## Directions
Will you extract the entries word for word? Images should not appear in the copy.

## Dataset records
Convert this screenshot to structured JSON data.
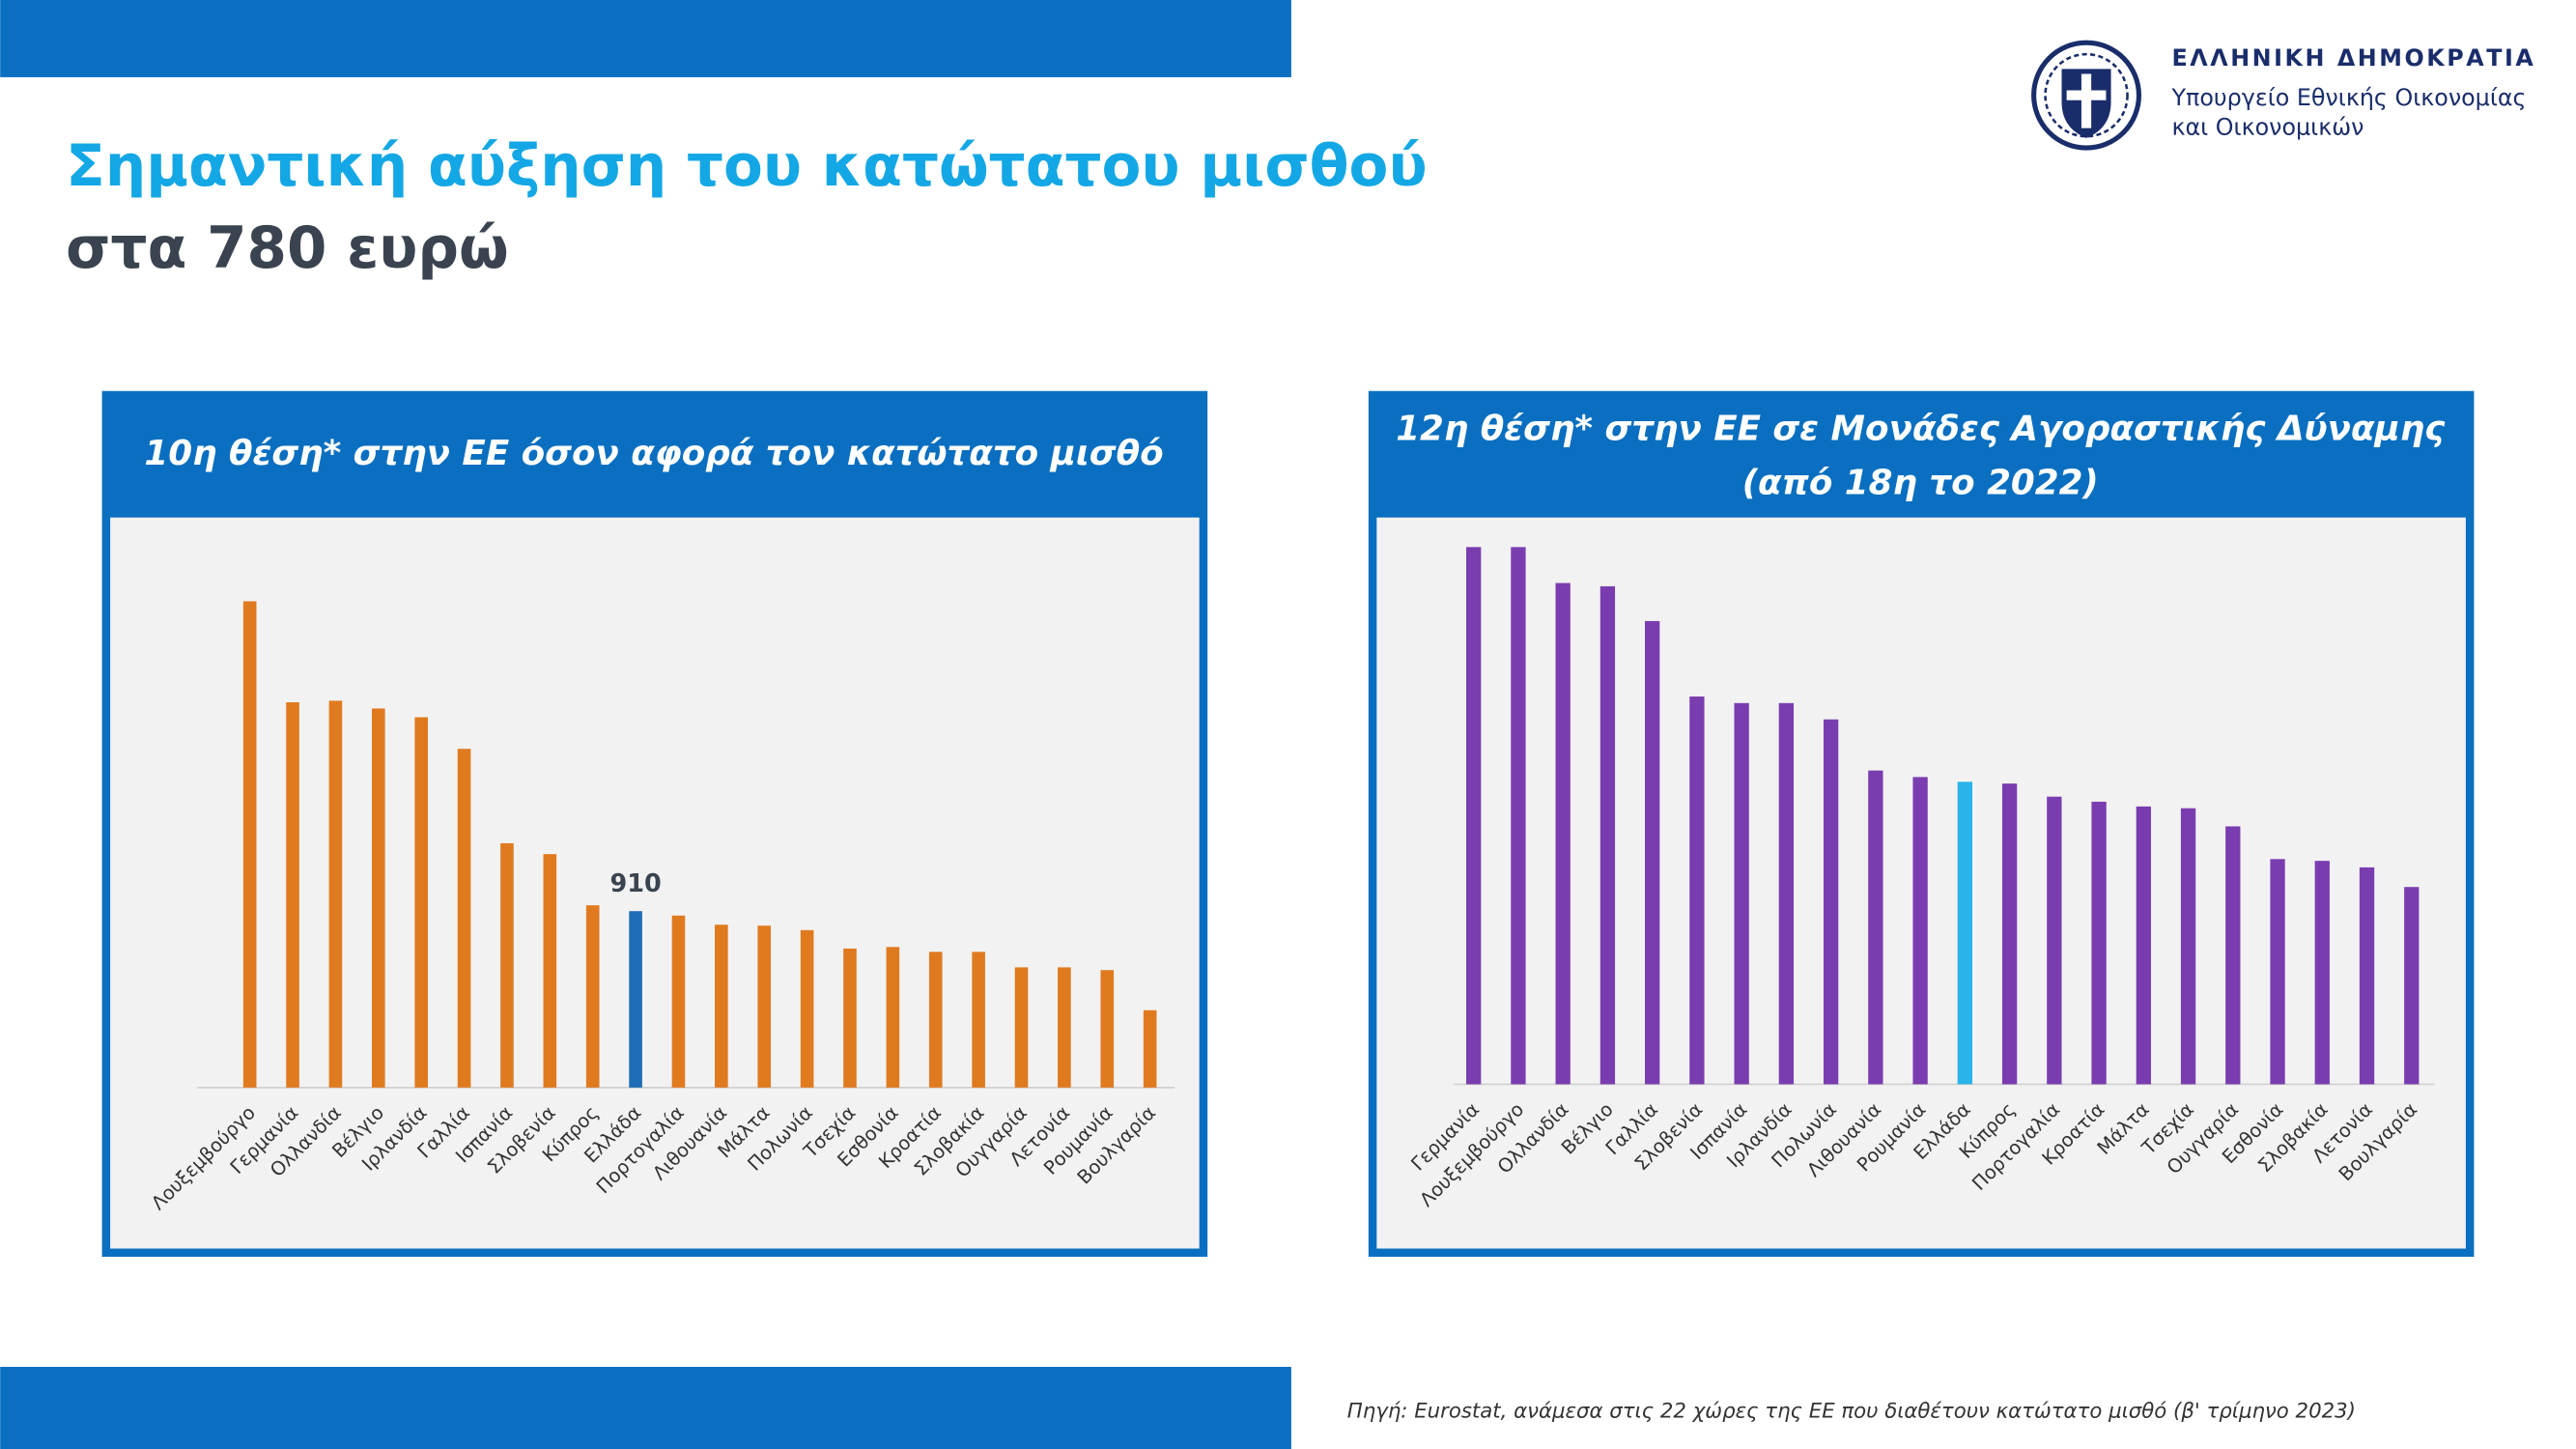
{
  "header": {
    "title_line1": "Σημαντική αύξηση του κατώτατου μισθού",
    "title_line2": "στα 780 ευρώ"
  },
  "logo": {
    "line1": "ΕΛΛΗΝΙΚΗ ΔΗΜΟΚΡΑΤΙΑ",
    "line2": "Υπουργείο Εθνικής Οικονομίας",
    "line3": "και Οικονομικών"
  },
  "chart_data": [
    {
      "type": "bar",
      "title": [
        "10η θέση* στην ΕΕ όσον αφορά τον κατώτατο μισθό"
      ],
      "categories": [
        "Λουξεμβούργο",
        "Γερμανία",
        "Ολλανδία",
        "Βέλγιο",
        "Ιρλανδία",
        "Γαλλία",
        "Ισπανία",
        "Σλοβενία",
        "Κύπρος",
        "Ελλάδα",
        "Πορτογαλία",
        "Λιθουανία",
        "Μάλτα",
        "Πολωνία",
        "Τσεχία",
        "Εσθονία",
        "Κροατία",
        "Σλοβακία",
        "Ουγγαρία",
        "Λετονία",
        "Ρουμανία",
        "Βουλγαρία"
      ],
      "values": [
        2508,
        1987,
        1995,
        1955,
        1910,
        1747,
        1260,
        1204,
        940,
        910,
        887,
        840,
        835,
        812,
        717,
        725,
        700,
        700,
        620,
        620,
        606,
        399
      ],
      "value_labels": [
        null,
        null,
        null,
        null,
        null,
        null,
        null,
        null,
        null,
        "910",
        null,
        null,
        null,
        null,
        null,
        null,
        null,
        null,
        null,
        null,
        null,
        null
      ],
      "colors": [
        "#e07a1f",
        "#e07a1f",
        "#e07a1f",
        "#e07a1f",
        "#e07a1f",
        "#e07a1f",
        "#e07a1f",
        "#e07a1f",
        "#e07a1f",
        "#1f6db5",
        "#e07a1f",
        "#e07a1f",
        "#e07a1f",
        "#e07a1f",
        "#e07a1f",
        "#e07a1f",
        "#e07a1f",
        "#e07a1f",
        "#e07a1f",
        "#e07a1f",
        "#e07a1f",
        "#e07a1f"
      ]
    },
    {
      "type": "bar",
      "title": [
        "12η θέση* στην ΕΕ σε Μονάδες Αγοραστικής Δύναμης",
        "(από 18η το 2022)"
      ],
      "categories": [
        "Γερμανία",
        "Λουξεμβούργο",
        "Ολλανδία",
        "Βέλγιο",
        "Γαλλία",
        "Σλοβενία",
        "Ισπανία",
        "Ιρλανδία",
        "Πολωνία",
        "Λιθουανία",
        "Ρουμανία",
        "Ελλάδα",
        "Κύπρος",
        "Πορτογαλία",
        "Κροατία",
        "Μάλτα",
        "Τσεχία",
        "Ουγγαρία",
        "Εσθονία",
        "Σλοβακία",
        "Λετονία",
        "Βουλγαρία"
      ],
      "values": [
        1808,
        1808,
        1687,
        1676,
        1559,
        1305,
        1283,
        1283,
        1228,
        1056,
        1034,
        1018,
        1012,
        968,
        951,
        935,
        929,
        868,
        758,
        752,
        730,
        664
      ],
      "colors": [
        "#7a3db0",
        "#7a3db0",
        "#7a3db0",
        "#7a3db0",
        "#7a3db0",
        "#7a3db0",
        "#7a3db0",
        "#7a3db0",
        "#7a3db0",
        "#7a3db0",
        "#7a3db0",
        "#29b3e8",
        "#7a3db0",
        "#7a3db0",
        "#7a3db0",
        "#7a3db0",
        "#7a3db0",
        "#7a3db0",
        "#7a3db0",
        "#7a3db0",
        "#7a3db0",
        "#7a3db0"
      ]
    }
  ],
  "footnote": "Πηγή: Eurostat, ανάμεσα στις 22 χώρες της ΕΕ που διαθέτουν κατώτατο μισθό (β' τρίμηνο 2023)"
}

## Worked answer
Convert this screenshot to structured JSON data.
{
  "header": {
    "title_line1": "Σημαντική αύξηση του κατώτατου μισθού",
    "title_line2": "στα 780 ευρώ"
  },
  "logo": {
    "line1": "ΕΛΛΗΝΙΚΗ ΔΗΜΟΚΡΑΤΙΑ",
    "line2": "Υπουργείο Εθνικής Οικονομίας",
    "line3": "και Οικονομικών"
  },
  "chart_data": [
    {
      "type": "bar",
      "title": [
        "10η θέση* στην ΕΕ όσον αφορά τον κατώτατο μισθό"
      ],
      "categories": [
        "Λουξεμβούργο",
        "Γερμανία",
        "Ολλανδία",
        "Βέλγιο",
        "Ιρλανδία",
        "Γαλλία",
        "Ισπανία",
        "Σλοβενία",
        "Κύπρος",
        "Ελλάδα",
        "Πορτογαλία",
        "Λιθουανία",
        "Μάλτα",
        "Πολωνία",
        "Τσεχία",
        "Εσθονία",
        "Κροατία",
        "Σλοβακία",
        "Ουγγαρία",
        "Λετονία",
        "Ρουμανία",
        "Βουλγαρία"
      ],
      "values": [
        2508,
        1987,
        1995,
        1955,
        1910,
        1747,
        1260,
        1204,
        940,
        910,
        887,
        840,
        835,
        812,
        717,
        725,
        700,
        700,
        620,
        620,
        606,
        399
      ],
      "value_labels": [
        null,
        null,
        null,
        null,
        null,
        null,
        null,
        null,
        null,
        "910",
        null,
        null,
        null,
        null,
        null,
        null,
        null,
        null,
        null,
        null,
        null,
        null
      ],
      "colors": [
        "#e07a1f",
        "#e07a1f",
        "#e07a1f",
        "#e07a1f",
        "#e07a1f",
        "#e07a1f",
        "#e07a1f",
        "#e07a1f",
        "#e07a1f",
        "#1f6db5",
        "#e07a1f",
        "#e07a1f",
        "#e07a1f",
        "#e07a1f",
        "#e07a1f",
        "#e07a1f",
        "#e07a1f",
        "#e07a1f",
        "#e07a1f",
        "#e07a1f",
        "#e07a1f",
        "#e07a1f"
      ]
    },
    {
      "type": "bar",
      "title": [
        "12η θέση* στην ΕΕ σε Μονάδες Αγοραστικής Δύναμης",
        "(από 18η το 2022)"
      ],
      "categories": [
        "Γερμανία",
        "Λουξεμβούργο",
        "Ολλανδία",
        "Βέλγιο",
        "Γαλλία",
        "Σλοβενία",
        "Ισπανία",
        "Ιρλανδία",
        "Πολωνία",
        "Λιθουανία",
        "Ρουμανία",
        "Ελλάδα",
        "Κύπρος",
        "Πορτογαλία",
        "Κροατία",
        "Μάλτα",
        "Τσεχία",
        "Ουγγαρία",
        "Εσθονία",
        "Σλοβακία",
        "Λετονία",
        "Βουλγαρία"
      ],
      "values": [
        1808,
        1808,
        1687,
        1676,
        1559,
        1305,
        1283,
        1283,
        1228,
        1056,
        1034,
        1018,
        1012,
        968,
        951,
        935,
        929,
        868,
        758,
        752,
        730,
        664
      ],
      "colors": [
        "#7a3db0",
        "#7a3db0",
        "#7a3db0",
        "#7a3db0",
        "#7a3db0",
        "#7a3db0",
        "#7a3db0",
        "#7a3db0",
        "#7a3db0",
        "#7a3db0",
        "#7a3db0",
        "#29b3e8",
        "#7a3db0",
        "#7a3db0",
        "#7a3db0",
        "#7a3db0",
        "#7a3db0",
        "#7a3db0",
        "#7a3db0",
        "#7a3db0",
        "#7a3db0",
        "#7a3db0"
      ]
    }
  ],
  "footnote": "Πηγή: Eurostat, ανάμεσα στις 22 χώρες της ΕΕ που διαθέτουν κατώτατο μισθό (β' τρίμηνο 2023)"
}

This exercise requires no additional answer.